● **REQUEST**
Each entry below is to be given again word for word, with no pictures.
====== INFORMATION PROVIDED
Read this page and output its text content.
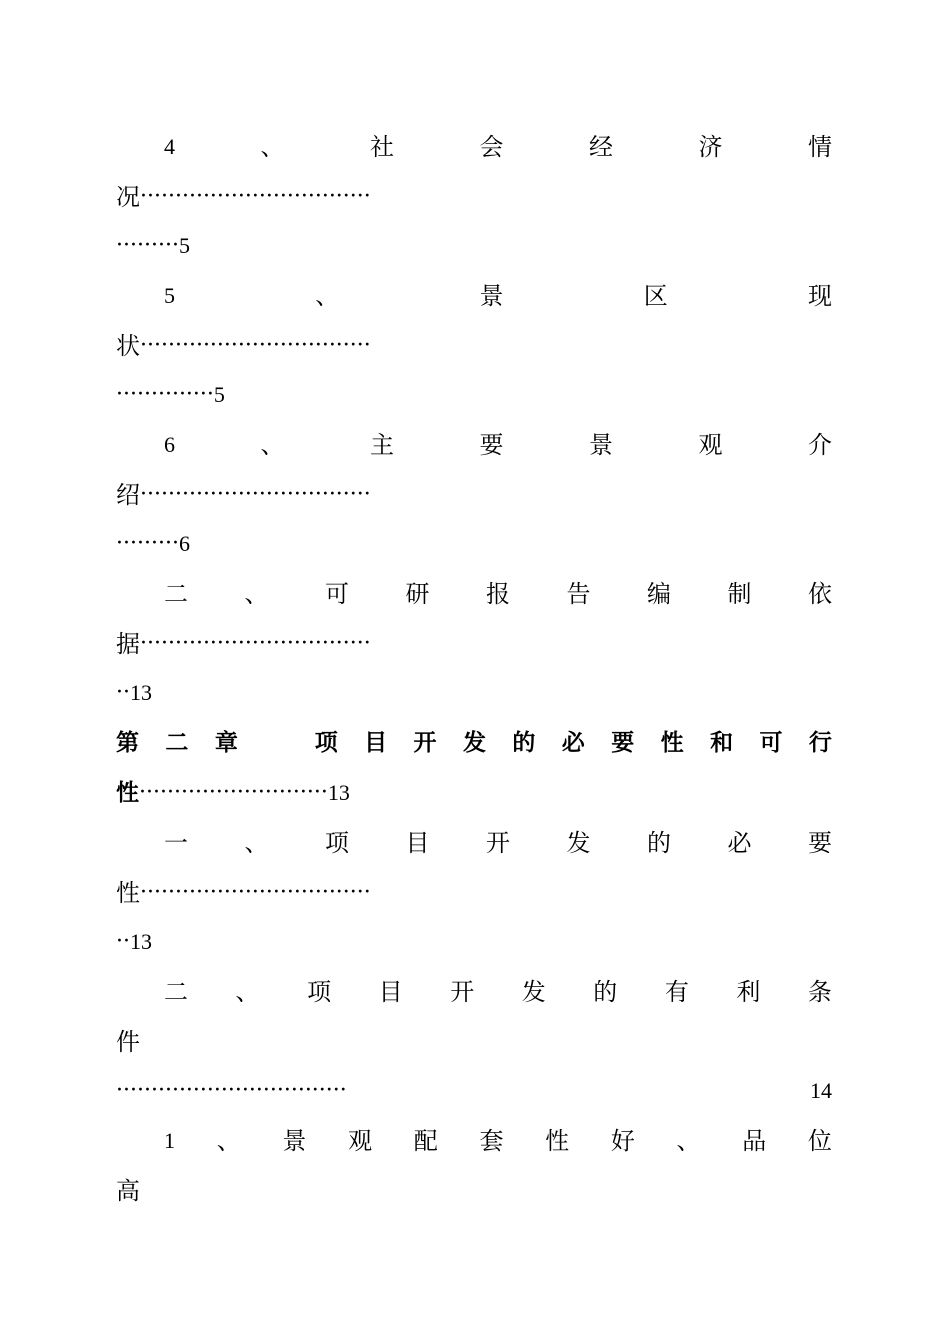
4	、	社	会	经	济	情
况 ·································
········· 5
5	、	景	区	现
状 ·································
·············· 5
6	、	主	要	景	观	介
绍 ·································
········· 6
二 、 可 研 报 告 编 制 依
据 ·································
·· 13
第 二 章	项 目 开 发 的 必 要 性 和 可 行
性 ··························· 13
一 、 项 目 开 发 的 必 要
性 ·································
·· 13
二 、 项 目 开 发 的 有 利 条
件
·································	14
1 、 景 观 配 套 性 好 、 品 位
高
============
● **TASK RESPONSE**
Read this page and output its text content.
4	、	社	会	经	济	情
况 ·································
········· 5
5	、	景	区	现
状 ·································
·············· 5
6	、	主	要	景	观	介
绍 ·································
········· 6
二 、 可 研 报 告 编 制 依
据 ·································
·· 13
第 二 章	项 目 开 发 的 必 要 性 和 可 行
性 ··························· 13
一 、 项 目 开 发 的 必 要
性 ·································
·· 13
二 、 项 目 开 发 的 有 利 条
件
·································	14
1 、 景 观 配 套 性 好 、 品 位
高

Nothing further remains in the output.